Retype the whole listing, please, keeping every line exact and dropping the pictures.

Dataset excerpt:
* start *
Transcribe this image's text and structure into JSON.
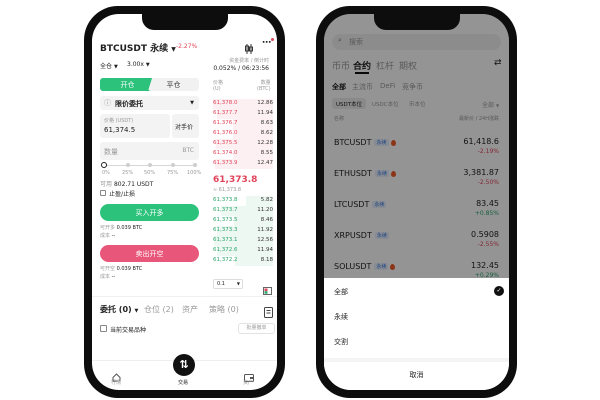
{
  "colors": {
    "buy": "#2cc27b",
    "sell": "#e8577a",
    "up": "#27a56b",
    "down": "#e0445a",
    "brand": "#222222"
  },
  "left": {
    "symbol": "BTCUSDT 永续",
    "change": "-2.27%",
    "mode": "全仓",
    "leverage": "3.00x",
    "funding_label": "资金费率 / 倒计时",
    "funding_value": "0.052% / 06:23:56",
    "tab_open": "开仓",
    "tab_close": "平仓",
    "order_type": "限价委托",
    "price_label": "价格 (USDT)",
    "price_value": "61,374.5",
    "opponent_label": "对手价",
    "qty_placeholder": "数量",
    "qty_unit": "BTC",
    "slider_marks": [
      "0%",
      "25%",
      "50%",
      "75%",
      "100%"
    ],
    "available_label": "可用",
    "available_value": "802.71 USDT",
    "tpsl_label": "止盈/止损",
    "buy_label": "买入开多",
    "sell_label": "卖出开空",
    "can_open_label": "可开多",
    "can_open_value": "0.039 BTC",
    "cost_label": "成本",
    "cost_value": "--",
    "can_short_label": "可开空",
    "can_short_value": "0.039 BTC",
    "cost2_label": "成本",
    "cost2_value": "--",
    "ob_header_price": "价格",
    "ob_header_price_unit": "(U)",
    "ob_header_qty": "数量",
    "ob_header_qty_unit": "(BTC)",
    "asks": [
      {
        "price": "61,378.0",
        "qty": "12.86"
      },
      {
        "price": "61,377.7",
        "qty": "11.94"
      },
      {
        "price": "61,376.7",
        "qty": "8.63"
      },
      {
        "price": "61,376.0",
        "qty": "8.62"
      },
      {
        "price": "61,375.5",
        "qty": "12.28"
      },
      {
        "price": "61,374.0",
        "qty": "8.55"
      },
      {
        "price": "61,373.9",
        "qty": "12.47"
      }
    ],
    "last_price": "61,373.8",
    "mark_price": "≈ 61,373.8",
    "bids": [
      {
        "price": "61,373.8",
        "qty": "5.82"
      },
      {
        "price": "61,373.7",
        "qty": "11.20"
      },
      {
        "price": "61,373.5",
        "qty": "8.46"
      },
      {
        "price": "61,373.3",
        "qty": "11.92"
      },
      {
        "price": "61,373.1",
        "qty": "12.56"
      },
      {
        "price": "61,372.6",
        "qty": "11.94"
      },
      {
        "price": "61,372.2",
        "qty": "8.18"
      }
    ],
    "precision": "0.1",
    "bottom_tabs": [
      "委托 (0)",
      "仓位 (2)",
      "资产",
      "策略 (0)"
    ],
    "current_only": "当前交易品种",
    "cancel_all": "批量撤单",
    "nav": [
      "行情",
      "交易",
      "资产"
    ]
  },
  "right": {
    "search_placeholder": "搜索",
    "top_tabs": [
      "币币",
      "合约",
      "杠杆",
      "期权"
    ],
    "sub_tabs": [
      "全部",
      "主流币",
      "DeFi",
      "竞争币"
    ],
    "filter_tabs": [
      "USDT本位",
      "USDC本位",
      "币本位"
    ],
    "filter_all": "全部",
    "col_name": "名称",
    "col_price": "最新价 / 24H涨跌",
    "tag": "永续",
    "markets": [
      {
        "name": "BTCUSDT",
        "hot": true,
        "price": "61,418.6",
        "change": "-2.19%",
        "dir": "down"
      },
      {
        "name": "ETHUSDT",
        "hot": true,
        "price": "3,381.87",
        "change": "-2.50%",
        "dir": "down"
      },
      {
        "name": "LTCUSDT",
        "hot": false,
        "price": "83.45",
        "change": "+0.85%",
        "dir": "up"
      },
      {
        "name": "XRPUSDT",
        "hot": false,
        "price": "0.5908",
        "change": "-2.55%",
        "dir": "down"
      },
      {
        "name": "SOLUSDT",
        "hot": true,
        "price": "132.45",
        "change": "+0.29%",
        "dir": "up"
      }
    ],
    "sheet_options": [
      "全部",
      "永续",
      "交割"
    ],
    "sheet_selected": "全部",
    "sheet_cancel": "取消"
  }
}
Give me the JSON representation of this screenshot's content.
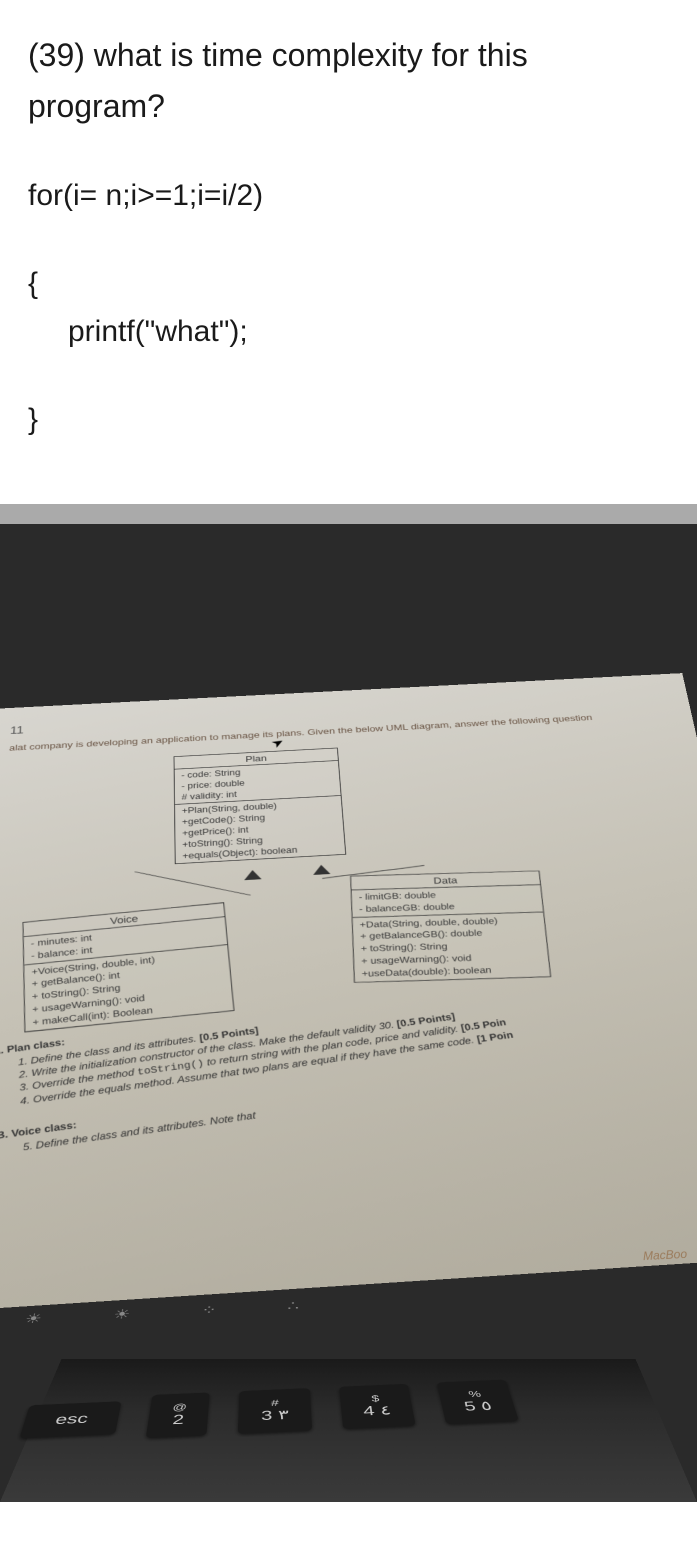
{
  "q1": {
    "title": "(39) what is time complexity for this program?",
    "line1": "for(i= n;i>=1;i=i/2)",
    "line2": "{",
    "line3": "printf(\"what\");",
    "line4": "}"
  },
  "q2": {
    "pagenum": "11",
    "prompt": "alat company is developing an application to manage its plans. Given the below UML diagram, answer the following question",
    "plan": {
      "name": "Plan",
      "attrs": "- code: String\n- price: double\n# validity: int",
      "ops": "+Plan(String, double)\n+getCode(): String\n+getPrice(): int\n+toString(): String\n+equals(Object): boolean"
    },
    "voice": {
      "name": "Voice",
      "attrs": "- minutes: int\n- balance: int",
      "ops": "+Voice(String, double, int)\n+ getBalance(): int\n+ toString(): String\n+ usageWarning(): void\n+ makeCall(int): Boolean"
    },
    "data": {
      "name": "Data",
      "attrs": "- limitGB: double\n- balanceGB: double",
      "ops": "+Data(String, double, double)\n+ getBalanceGB(): double\n+ toString(): String\n+ usageWarning(): void\n+useData(double): boolean"
    },
    "tasks": {
      "a_header": "A. Plan class:",
      "a1_pre": "Define the class and its attributes. ",
      "a1_pts": "[0.5 Points]",
      "a2_pre": "Write the initialization constructor of the class. Make the default validity 30. ",
      "a2_pts": "[0.5 Points]",
      "a3_pre": "Override the method ",
      "a3_code": "toString()",
      "a3_post": " to return string with the plan code, price and validity. ",
      "a3_pts": "[0.5 Poin",
      "a4_pre": "Override the equals method. Assume that two plans are equal if they have the same code. ",
      "a4_pts": "[1 Poin",
      "b_header": "B. Voice class:",
      "b5": "Define the class and its attributes. Note that"
    },
    "macbook": "MacBoo",
    "keys": {
      "esc": "esc",
      "at": "@",
      "hash": "#",
      "dollar": "$",
      "percent": "%",
      "n2": "2",
      "n3": "3",
      "n4": "4",
      "n5": "5",
      "ar3": "٣",
      "ar4": "٤",
      "ar5": "٥"
    }
  }
}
* end *
» Exercise response
Transcribe this image's text and structure into JSON.
{
  "colors": {
    "buy": "#2cc27b",
    "sell": "#e8577a",
    "up": "#27a56b",
    "down": "#e0445a",
    "brand": "#222222"
  },
  "left": {
    "symbol": "BTCUSDT 永续",
    "change": "-2.27%",
    "mode": "全仓",
    "leverage": "3.00x",
    "funding_label": "资金费率 / 倒计时",
    "funding_value": "0.052% / 06:23:56",
    "tab_open": "开仓",
    "tab_close": "平仓",
    "order_type": "限价委托",
    "price_label": "价格 (USDT)",
    "price_value": "61,374.5",
    "opponent_label": "对手价",
    "qty_placeholder": "数量",
    "qty_unit": "BTC",
    "slider_marks": [
      "0%",
      "25%",
      "50%",
      "75%",
      "100%"
    ],
    "available_label": "可用",
    "available_value": "802.71 USDT",
    "tpsl_label": "止盈/止损",
    "buy_label": "买入开多",
    "sell_label": "卖出开空",
    "can_open_label": "可开多",
    "can_open_value": "0.039 BTC",
    "cost_label": "成本",
    "cost_value": "--",
    "can_short_label": "可开空",
    "can_short_value": "0.039 BTC",
    "cost2_label": "成本",
    "cost2_value": "--",
    "ob_header_price": "价格",
    "ob_header_price_unit": "(U)",
    "ob_header_qty": "数量",
    "ob_header_qty_unit": "(BTC)",
    "asks": [
      {
        "price": "61,378.0",
        "qty": "12.86"
      },
      {
        "price": "61,377.7",
        "qty": "11.94"
      },
      {
        "price": "61,376.7",
        "qty": "8.63"
      },
      {
        "price": "61,376.0",
        "qty": "8.62"
      },
      {
        "price": "61,375.5",
        "qty": "12.28"
      },
      {
        "price": "61,374.0",
        "qty": "8.55"
      },
      {
        "price": "61,373.9",
        "qty": "12.47"
      }
    ],
    "last_price": "61,373.8",
    "mark_price": "≈ 61,373.8",
    "bids": [
      {
        "price": "61,373.8",
        "qty": "5.82"
      },
      {
        "price": "61,373.7",
        "qty": "11.20"
      },
      {
        "price": "61,373.5",
        "qty": "8.46"
      },
      {
        "price": "61,373.3",
        "qty": "11.92"
      },
      {
        "price": "61,373.1",
        "qty": "12.56"
      },
      {
        "price": "61,372.6",
        "qty": "11.94"
      },
      {
        "price": "61,372.2",
        "qty": "8.18"
      }
    ],
    "precision": "0.1",
    "bottom_tabs": [
      "委托 (0)",
      "仓位 (2)",
      "资产",
      "策略 (0)"
    ],
    "current_only": "当前交易品种",
    "cancel_all": "批量撤单",
    "nav": [
      "行情",
      "交易",
      "资产"
    ]
  },
  "right": {
    "search_placeholder": "搜索",
    "top_tabs": [
      "币币",
      "合约",
      "杠杆",
      "期权"
    ],
    "sub_tabs": [
      "全部",
      "主流币",
      "DeFi",
      "竞争币"
    ],
    "filter_tabs": [
      "USDT本位",
      "USDC本位",
      "币本位"
    ],
    "filter_all": "全部",
    "col_name": "名称",
    "col_price": "最新价 / 24H涨跌",
    "tag": "永续",
    "markets": [
      {
        "name": "BTCUSDT",
        "hot": true,
        "price": "61,418.6",
        "change": "-2.19%",
        "dir": "down"
      },
      {
        "name": "ETHUSDT",
        "hot": true,
        "price": "3,381.87",
        "change": "-2.50%",
        "dir": "down"
      },
      {
        "name": "LTCUSDT",
        "hot": false,
        "price": "83.45",
        "change": "+0.85%",
        "dir": "up"
      },
      {
        "name": "XRPUSDT",
        "hot": false,
        "price": "0.5908",
        "change": "-2.55%",
        "dir": "down"
      },
      {
        "name": "SOLUSDT",
        "hot": true,
        "price": "132.45",
        "change": "+0.29%",
        "dir": "up"
      }
    ],
    "sheet_options": [
      "全部",
      "永续",
      "交割"
    ],
    "sheet_selected": "全部",
    "sheet_cancel": "取消"
  }
}
Give me the JSON representation of this screenshot's content.
{
  "q1": {
    "title": "(39) what is time complexity for this program?",
    "line1": "for(i= n;i>=1;i=i/2)",
    "line2": "{",
    "line3": "printf(\"what\");",
    "line4": "}"
  },
  "q2": {
    "pagenum": "11",
    "prompt": "alat company is developing an application to manage its plans. Given the below UML diagram, answer the following question",
    "plan": {
      "name": "Plan",
      "attrs": "- code: String\n- price: double\n# validity: int",
      "ops": "+Plan(String, double)\n+getCode(): String\n+getPrice(): int\n+toString(): String\n+equals(Object): boolean"
    },
    "voice": {
      "name": "Voice",
      "attrs": "- minutes: int\n- balance: int",
      "ops": "+Voice(String, double, int)\n+ getBalance(): int\n+ toString(): String\n+ usageWarning(): void\n+ makeCall(int): Boolean"
    },
    "data": {
      "name": "Data",
      "attrs": "- limitGB: double\n- balanceGB: double",
      "ops": "+Data(String, double, double)\n+ getBalanceGB(): double\n+ toString(): String\n+ usageWarning(): void\n+useData(double): boolean"
    },
    "tasks": {
      "a_header": "A. Plan class:",
      "a1_pre": "Define the class and its attributes. ",
      "a1_pts": "[0.5 Points]",
      "a2_pre": "Write the initialization constructor of the class. Make the default validity 30. ",
      "a2_pts": "[0.5 Points]",
      "a3_pre": "Override the method ",
      "a3_code": "toString()",
      "a3_post": " to return string with the plan code, price and validity. ",
      "a3_pts": "[0.5 Poin",
      "a4_pre": "Override the equals method. Assume that two plans are equal if they have the same code. ",
      "a4_pts": "[1 Poin",
      "b_header": "B. Voice class:",
      "b5": "Define the class and its attributes. Note that"
    },
    "macbook": "MacBoo",
    "keys": {
      "esc": "esc",
      "at": "@",
      "hash": "#",
      "dollar": "$",
      "percent": "%",
      "n2": "2",
      "n3": "3",
      "n4": "4",
      "n5": "5",
      "ar3": "٣",
      "ar4": "٤",
      "ar5": "٥"
    }
  }
}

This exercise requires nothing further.